WHAT THE TASK ASKS » Gather every line below where "category" appears.

PROVIDED RECORDS »
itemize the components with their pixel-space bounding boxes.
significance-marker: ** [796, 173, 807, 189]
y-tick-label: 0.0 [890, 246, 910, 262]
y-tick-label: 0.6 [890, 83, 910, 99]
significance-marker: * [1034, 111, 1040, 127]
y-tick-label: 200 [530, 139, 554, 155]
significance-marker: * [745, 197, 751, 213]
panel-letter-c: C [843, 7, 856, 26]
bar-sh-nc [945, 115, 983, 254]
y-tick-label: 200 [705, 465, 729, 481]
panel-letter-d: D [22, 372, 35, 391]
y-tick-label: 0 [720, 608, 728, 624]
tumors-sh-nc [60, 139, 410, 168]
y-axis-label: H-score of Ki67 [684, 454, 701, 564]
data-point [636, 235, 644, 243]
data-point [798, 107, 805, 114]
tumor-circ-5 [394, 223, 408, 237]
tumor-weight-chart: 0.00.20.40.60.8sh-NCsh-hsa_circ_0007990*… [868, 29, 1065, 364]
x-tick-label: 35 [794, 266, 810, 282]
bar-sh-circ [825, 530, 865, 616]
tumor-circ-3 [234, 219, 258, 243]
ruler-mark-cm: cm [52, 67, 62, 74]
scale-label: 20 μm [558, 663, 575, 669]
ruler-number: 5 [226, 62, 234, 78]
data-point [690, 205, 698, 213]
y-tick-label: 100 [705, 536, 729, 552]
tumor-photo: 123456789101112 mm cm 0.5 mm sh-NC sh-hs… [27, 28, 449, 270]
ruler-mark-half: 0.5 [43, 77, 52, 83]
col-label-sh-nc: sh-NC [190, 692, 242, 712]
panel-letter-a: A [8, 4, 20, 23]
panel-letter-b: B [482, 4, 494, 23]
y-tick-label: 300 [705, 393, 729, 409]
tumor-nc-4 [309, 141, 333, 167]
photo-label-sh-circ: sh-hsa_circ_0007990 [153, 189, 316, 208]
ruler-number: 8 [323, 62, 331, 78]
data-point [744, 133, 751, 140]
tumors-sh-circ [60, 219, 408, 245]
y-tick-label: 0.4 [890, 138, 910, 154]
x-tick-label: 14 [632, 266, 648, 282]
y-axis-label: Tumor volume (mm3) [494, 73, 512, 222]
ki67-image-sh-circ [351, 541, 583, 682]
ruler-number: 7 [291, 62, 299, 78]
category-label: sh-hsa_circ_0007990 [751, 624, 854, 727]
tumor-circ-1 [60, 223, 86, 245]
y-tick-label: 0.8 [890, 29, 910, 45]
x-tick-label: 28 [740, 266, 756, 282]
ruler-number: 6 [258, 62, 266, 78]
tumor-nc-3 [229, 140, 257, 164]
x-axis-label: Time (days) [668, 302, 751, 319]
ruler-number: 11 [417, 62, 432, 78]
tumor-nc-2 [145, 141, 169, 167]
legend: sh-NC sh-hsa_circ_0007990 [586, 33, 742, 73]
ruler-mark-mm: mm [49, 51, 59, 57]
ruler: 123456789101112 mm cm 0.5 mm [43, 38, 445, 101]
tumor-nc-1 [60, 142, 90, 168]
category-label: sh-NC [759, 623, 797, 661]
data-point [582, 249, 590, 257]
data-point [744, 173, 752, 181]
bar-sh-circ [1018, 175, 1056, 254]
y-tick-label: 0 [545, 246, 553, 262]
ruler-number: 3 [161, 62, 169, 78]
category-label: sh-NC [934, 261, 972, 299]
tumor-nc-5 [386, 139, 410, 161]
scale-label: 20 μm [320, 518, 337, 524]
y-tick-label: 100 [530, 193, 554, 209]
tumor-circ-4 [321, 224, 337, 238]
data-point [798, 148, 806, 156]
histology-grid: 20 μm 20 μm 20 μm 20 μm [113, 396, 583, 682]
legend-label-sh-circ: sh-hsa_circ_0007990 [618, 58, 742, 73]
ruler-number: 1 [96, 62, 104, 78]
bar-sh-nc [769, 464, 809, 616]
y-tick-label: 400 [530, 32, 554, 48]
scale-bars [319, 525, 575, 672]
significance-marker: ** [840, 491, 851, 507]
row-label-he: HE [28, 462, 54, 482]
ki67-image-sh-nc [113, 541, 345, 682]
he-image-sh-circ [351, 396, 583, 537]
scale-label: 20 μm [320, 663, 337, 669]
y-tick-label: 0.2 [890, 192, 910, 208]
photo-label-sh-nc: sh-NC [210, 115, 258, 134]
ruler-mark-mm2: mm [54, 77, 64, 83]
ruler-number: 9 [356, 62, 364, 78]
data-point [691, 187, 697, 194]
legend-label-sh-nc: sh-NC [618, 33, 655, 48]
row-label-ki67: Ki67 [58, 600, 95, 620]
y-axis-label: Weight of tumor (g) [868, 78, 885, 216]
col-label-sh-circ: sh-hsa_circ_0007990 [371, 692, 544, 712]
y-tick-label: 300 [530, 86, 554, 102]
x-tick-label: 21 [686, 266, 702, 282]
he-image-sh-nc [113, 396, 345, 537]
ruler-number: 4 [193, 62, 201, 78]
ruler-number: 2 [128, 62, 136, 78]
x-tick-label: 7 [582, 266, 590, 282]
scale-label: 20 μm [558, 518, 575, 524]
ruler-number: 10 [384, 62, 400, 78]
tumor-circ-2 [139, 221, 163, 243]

WORKED SOLUTION »
category-label: sh-hsa_circ_0007990 [751, 624, 854, 727]
category-label: sh-NC [759, 623, 797, 661]
category-label: sh-NC [934, 261, 972, 299]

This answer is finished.